Documento:
********************
# Eres lo mejor que me ha pasado en la vida,te quiero negrito.  Gracias por cada segundo que estas a mi lado



## lyruca

porfavor,alguien me puede decir como se dice en griego:
"Eres lo mejor que me ha pasado en la vida,te quiero negrito.
Gracias por cada segundo que estas a mi lado"

someone knows how to say in greek:
"You are the best in my life, I love you my baby.
Thanks for every day you stay in my live"

please,not in greek letters,it's for a sms (is our aniversary,pleeeeese answer)


----------



## anemos

lyruca said:


> porfavor,alguien me puede decir como se dice en griego:
> "Eres lo mejor que me ha pasado en la vida,te quiero negrito.
> Gracias por cada segundo que estas a mi lado"
> 
> someone knows how to say in greek:
> "You are the best in my life, I love you my baby.
> Thanks for every day you stay in my live"
> 
> please,not in greek letters,it's for a sms (is our aniversary,pleeeeese answer)



Hi lyruca,

ise oti kalitero sti zoi mou, se agapo moro mou.
efxaristo gia tin kathe mera pou ise sti zoi mou(in my life)

I wish you all the happiness


----------



## lyruca

Thank you very much!!!


----------



## EL GANCHO

Hola Lyruca.

Encuentro que la traducción de Ánemos está bien, pero yo cambiaría dos detalles.
********************
Tareas requeridas:
- 1) Conteste, según el hilo del foro sobre la traducción al griego:
(a) ¿Para qué medio quiere lyruca el mensaje traducido?
(b) ¿Qué le desea anemos a lyruca al final de su respuesta?
(c) ¿Cuántos detalles cambiaría EL GANCHO en la traducción?
- 2) Indique si cada afirmación concuerda con el hilo del foro sobre la traducción al griego. Responda sí o no y cite las palabras del hilo que lo deciden.
(a) lyruca pide que la traducción esté escrita en letras griegas.
(b) EL GANCHO opina que la traducción de Ánemos está bien.
(c) lyruca menciona que se trata de un aniversario.

Elementos listados en un conjunto de datos:
********************
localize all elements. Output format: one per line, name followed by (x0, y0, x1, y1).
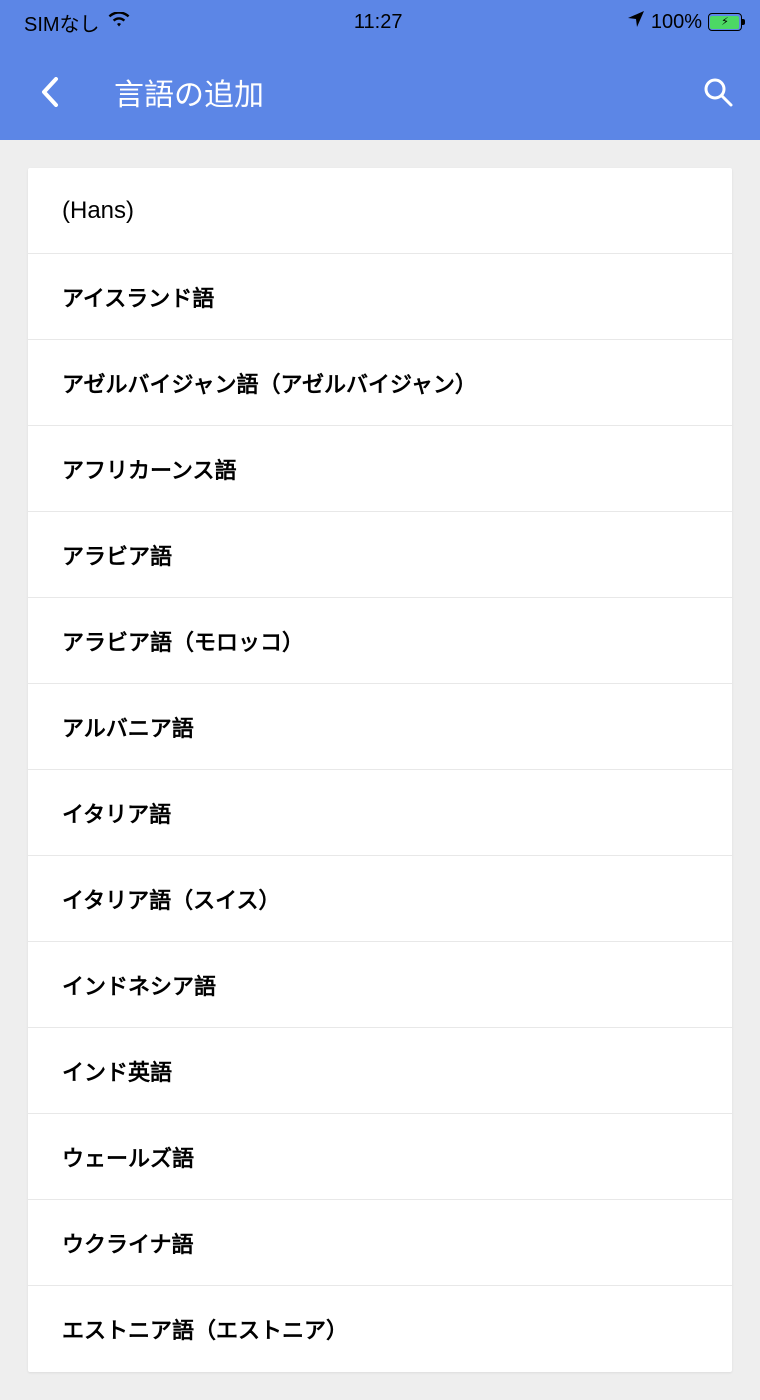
location-icon (627, 10, 645, 34)
language-item[interactable]: インド英語 (28, 1028, 732, 1114)
language-item[interactable]: (Hans) (28, 168, 732, 254)
search-button[interactable] (702, 76, 734, 108)
language-item[interactable]: ウクライナ語 (28, 1200, 732, 1286)
language-item[interactable]: アラビア語 (28, 512, 732, 598)
chevron-left-icon (41, 77, 59, 107)
carrier-label: SIMなし (24, 8, 100, 37)
nav-bar: 言語の追加 (0, 44, 760, 140)
language-item[interactable]: アゼルバイジャン語（アゼルバイジャン） (28, 340, 732, 426)
language-item[interactable]: アフリカーンス語 (28, 426, 732, 512)
battery-percentage: 100% (651, 11, 702, 34)
language-item[interactable]: インドネシア語 (28, 942, 732, 1028)
back-button[interactable] (30, 72, 70, 112)
language-item[interactable]: アルバニア語 (28, 684, 732, 770)
battery-icon: ⚡︎ (708, 13, 742, 31)
page-title: 言語の追加 (114, 70, 264, 114)
status-right: 100% ⚡︎ (627, 10, 742, 34)
status-bar: SIMなし 11:27 100% ⚡︎ (0, 0, 760, 44)
wifi-icon (108, 11, 130, 34)
search-icon (702, 76, 734, 108)
content-area: (Hans) アイスランド語 アゼルバイジャン語（アゼルバイジャン） アフリカー… (0, 140, 760, 1400)
language-item[interactable]: イタリア語 (28, 770, 732, 856)
language-item[interactable]: ウェールズ語 (28, 1114, 732, 1200)
language-item[interactable]: イタリア語（スイス） (28, 856, 732, 942)
language-list: (Hans) アイスランド語 アゼルバイジャン語（アゼルバイジャン） アフリカー… (28, 168, 732, 1372)
language-item[interactable]: アイスランド語 (28, 254, 732, 340)
language-item[interactable]: エストニア語（エストニア） (28, 1286, 732, 1372)
status-left: SIMなし (24, 8, 130, 37)
status-time: 11:27 (354, 11, 403, 34)
language-item[interactable]: アラビア語（モロッコ） (28, 598, 732, 684)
********************
Lista de soluciones:
- 1)
(a) Para un SMS.
(b) Toda la felicidad ("all the happiness").
(c) Dos detalles.

- 2)
(a) No: "please,not in greek letters".
(b) Sí: "Encuentro que la traducción de Ánemos está bien".
(c) Sí: "is our aniversary".